#### Job:
Count lines holding the string "heinäkuuta" in the data that follows. Reply with one number only.

-------------------------

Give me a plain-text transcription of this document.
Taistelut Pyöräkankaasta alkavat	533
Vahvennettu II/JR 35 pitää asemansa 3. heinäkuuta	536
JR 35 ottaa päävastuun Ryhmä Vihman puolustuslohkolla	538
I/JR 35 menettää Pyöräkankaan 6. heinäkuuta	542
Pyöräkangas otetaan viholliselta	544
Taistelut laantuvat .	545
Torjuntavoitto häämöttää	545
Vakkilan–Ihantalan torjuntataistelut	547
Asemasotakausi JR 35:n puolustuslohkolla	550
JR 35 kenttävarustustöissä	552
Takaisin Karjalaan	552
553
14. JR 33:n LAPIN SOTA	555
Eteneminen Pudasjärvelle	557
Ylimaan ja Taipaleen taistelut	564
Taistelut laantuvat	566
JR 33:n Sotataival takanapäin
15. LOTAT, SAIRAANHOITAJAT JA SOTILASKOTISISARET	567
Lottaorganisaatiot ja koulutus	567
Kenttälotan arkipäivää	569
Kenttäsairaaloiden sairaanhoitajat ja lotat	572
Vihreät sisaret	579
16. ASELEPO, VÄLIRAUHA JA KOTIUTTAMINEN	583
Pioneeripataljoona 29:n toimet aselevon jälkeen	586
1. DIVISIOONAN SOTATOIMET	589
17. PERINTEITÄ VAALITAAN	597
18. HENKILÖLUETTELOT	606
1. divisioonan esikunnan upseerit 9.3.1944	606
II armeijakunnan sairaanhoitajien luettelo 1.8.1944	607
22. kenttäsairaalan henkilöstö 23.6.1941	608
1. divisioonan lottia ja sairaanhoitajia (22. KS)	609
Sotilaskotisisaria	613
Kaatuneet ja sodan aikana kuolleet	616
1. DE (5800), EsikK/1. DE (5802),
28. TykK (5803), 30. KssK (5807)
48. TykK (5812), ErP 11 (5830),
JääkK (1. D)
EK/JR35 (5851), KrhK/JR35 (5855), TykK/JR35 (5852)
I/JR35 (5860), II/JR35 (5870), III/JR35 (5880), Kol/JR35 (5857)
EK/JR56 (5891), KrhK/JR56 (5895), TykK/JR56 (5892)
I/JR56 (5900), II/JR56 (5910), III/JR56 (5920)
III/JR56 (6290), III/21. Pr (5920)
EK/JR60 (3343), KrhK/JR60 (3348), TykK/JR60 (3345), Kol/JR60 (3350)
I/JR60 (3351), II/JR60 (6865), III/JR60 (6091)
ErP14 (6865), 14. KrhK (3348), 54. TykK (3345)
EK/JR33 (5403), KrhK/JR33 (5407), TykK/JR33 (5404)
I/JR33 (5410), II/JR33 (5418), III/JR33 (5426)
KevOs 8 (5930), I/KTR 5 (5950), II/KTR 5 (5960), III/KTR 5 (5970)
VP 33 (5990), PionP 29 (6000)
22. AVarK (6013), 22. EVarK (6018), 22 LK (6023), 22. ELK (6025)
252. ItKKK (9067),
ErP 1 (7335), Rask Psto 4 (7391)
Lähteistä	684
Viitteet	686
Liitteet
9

-------------------------

#### Expected answer:
2